#### EXERCISE:
Count every line that includes the string "органами" in the entries that follow. Nothing besides the number is needed.

-----

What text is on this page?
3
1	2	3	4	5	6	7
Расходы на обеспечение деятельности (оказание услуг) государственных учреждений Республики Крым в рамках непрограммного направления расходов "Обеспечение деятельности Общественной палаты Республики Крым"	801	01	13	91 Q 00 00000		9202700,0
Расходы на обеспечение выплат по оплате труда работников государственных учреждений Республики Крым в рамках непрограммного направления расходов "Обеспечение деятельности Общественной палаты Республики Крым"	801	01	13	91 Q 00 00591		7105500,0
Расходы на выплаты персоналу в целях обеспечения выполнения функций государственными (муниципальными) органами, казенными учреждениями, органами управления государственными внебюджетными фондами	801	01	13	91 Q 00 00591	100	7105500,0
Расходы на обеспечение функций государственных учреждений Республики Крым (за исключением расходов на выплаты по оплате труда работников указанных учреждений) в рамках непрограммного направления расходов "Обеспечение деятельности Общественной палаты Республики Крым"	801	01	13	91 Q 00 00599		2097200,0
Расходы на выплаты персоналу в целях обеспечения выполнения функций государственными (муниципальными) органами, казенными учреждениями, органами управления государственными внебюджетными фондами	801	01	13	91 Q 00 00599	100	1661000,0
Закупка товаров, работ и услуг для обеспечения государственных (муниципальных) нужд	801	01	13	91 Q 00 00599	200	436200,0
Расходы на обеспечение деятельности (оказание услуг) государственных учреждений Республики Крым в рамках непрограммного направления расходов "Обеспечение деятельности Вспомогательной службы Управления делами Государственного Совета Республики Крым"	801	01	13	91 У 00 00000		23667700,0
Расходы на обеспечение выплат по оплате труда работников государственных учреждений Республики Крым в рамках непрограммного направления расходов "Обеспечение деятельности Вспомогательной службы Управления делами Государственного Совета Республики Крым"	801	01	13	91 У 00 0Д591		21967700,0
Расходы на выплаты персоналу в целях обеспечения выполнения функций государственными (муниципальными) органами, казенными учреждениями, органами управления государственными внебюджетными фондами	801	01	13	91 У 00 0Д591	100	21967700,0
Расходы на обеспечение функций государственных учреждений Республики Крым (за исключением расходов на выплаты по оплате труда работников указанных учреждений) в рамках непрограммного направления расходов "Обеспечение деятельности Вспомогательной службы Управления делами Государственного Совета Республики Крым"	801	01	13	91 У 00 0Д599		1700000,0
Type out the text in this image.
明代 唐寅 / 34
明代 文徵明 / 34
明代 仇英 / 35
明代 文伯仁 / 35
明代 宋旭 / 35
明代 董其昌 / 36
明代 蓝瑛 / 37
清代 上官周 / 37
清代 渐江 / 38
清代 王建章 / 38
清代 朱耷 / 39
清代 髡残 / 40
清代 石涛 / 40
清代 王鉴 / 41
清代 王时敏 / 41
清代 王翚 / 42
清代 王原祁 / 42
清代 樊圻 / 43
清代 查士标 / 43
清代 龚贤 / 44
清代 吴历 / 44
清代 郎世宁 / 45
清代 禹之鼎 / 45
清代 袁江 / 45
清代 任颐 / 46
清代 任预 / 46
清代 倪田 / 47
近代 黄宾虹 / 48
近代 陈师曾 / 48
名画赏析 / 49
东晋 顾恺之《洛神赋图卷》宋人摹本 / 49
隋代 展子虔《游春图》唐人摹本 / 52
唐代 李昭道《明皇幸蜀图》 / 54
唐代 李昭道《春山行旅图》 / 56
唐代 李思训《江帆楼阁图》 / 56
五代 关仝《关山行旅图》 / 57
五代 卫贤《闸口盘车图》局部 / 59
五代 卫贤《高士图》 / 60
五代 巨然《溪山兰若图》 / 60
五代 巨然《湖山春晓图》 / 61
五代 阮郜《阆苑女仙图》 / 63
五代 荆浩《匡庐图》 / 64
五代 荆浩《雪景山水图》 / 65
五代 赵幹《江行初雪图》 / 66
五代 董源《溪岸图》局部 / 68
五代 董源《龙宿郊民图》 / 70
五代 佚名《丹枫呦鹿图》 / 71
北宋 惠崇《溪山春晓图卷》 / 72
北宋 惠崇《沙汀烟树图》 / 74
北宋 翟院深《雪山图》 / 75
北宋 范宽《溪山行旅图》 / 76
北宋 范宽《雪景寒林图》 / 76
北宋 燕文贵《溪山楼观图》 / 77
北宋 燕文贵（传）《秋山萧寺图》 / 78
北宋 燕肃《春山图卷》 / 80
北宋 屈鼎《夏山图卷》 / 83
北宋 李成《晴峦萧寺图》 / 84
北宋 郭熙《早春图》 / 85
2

-----

#### THE REPLY:
3